Work to do: Using the data below, copy every line that contains the word "JSON".

Material for this task:
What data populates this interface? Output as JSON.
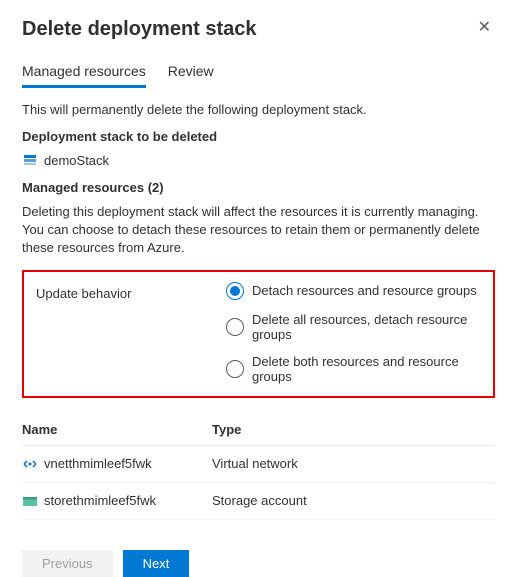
{
  "title": "Delete deployment stack",
  "tabs": {
    "managed": "Managed resources",
    "review": "Review"
  },
  "intro": "This will permanently delete the following deployment stack.",
  "stack_heading": "Deployment stack to be deleted",
  "stack_name": "demoStack",
  "managed_heading": "Managed resources (2)",
  "managed_warning": "Deleting this deployment stack will affect the resources it is currently managing. You can choose to detach these resources to retain them or permanently delete these resources from Azure.",
  "behavior": {
    "label": "Update behavior",
    "options": [
      {
        "label": "Detach resources and resource groups",
        "selected": true
      },
      {
        "label": "Delete all resources, detach resource groups",
        "selected": false
      },
      {
        "label": "Delete both resources and resource groups",
        "selected": false
      }
    ]
  },
  "columns": {
    "name": "Name",
    "type": "Type"
  },
  "resources": [
    {
      "name": "vnetthmimleef5fwk",
      "type": "Virtual network",
      "icon": "vnet"
    },
    {
      "name": "storethmimleef5fwk",
      "type": "Storage account",
      "icon": "storage"
    }
  ],
  "buttons": {
    "previous": "Previous",
    "next": "Next"
  }
}
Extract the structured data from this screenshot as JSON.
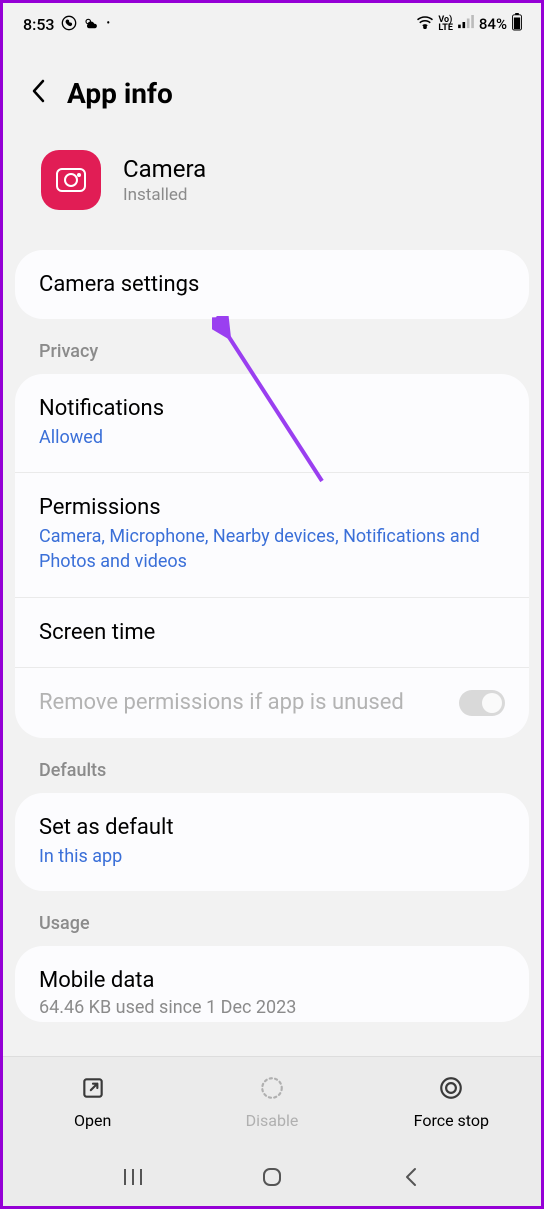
{
  "status": {
    "time": "8:53",
    "battery_text": "84%"
  },
  "header": {
    "title": "App info"
  },
  "app": {
    "name": "Camera",
    "status": "Installed"
  },
  "rows": {
    "camera_settings": "Camera settings",
    "privacy_label": "Privacy",
    "notifications": {
      "title": "Notifications",
      "sub": "Allowed"
    },
    "permissions": {
      "title": "Permissions",
      "sub": "Camera, Microphone, Nearby devices, Notifications and Photos and videos"
    },
    "screen_time": "Screen time",
    "remove_perms": "Remove permissions if app is unused",
    "defaults_label": "Defaults",
    "set_default": {
      "title": "Set as default",
      "sub": "In this app"
    },
    "usage_label": "Usage",
    "mobile_data": {
      "title": "Mobile data",
      "sub": "64.46 KB used since 1 Dec 2023"
    }
  },
  "actions": {
    "open": "Open",
    "disable": "Disable",
    "force_stop": "Force stop"
  }
}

Solution to this problem:
What data populates this interface? Output as JSON.
Extract the structured data from this screenshot as JSON.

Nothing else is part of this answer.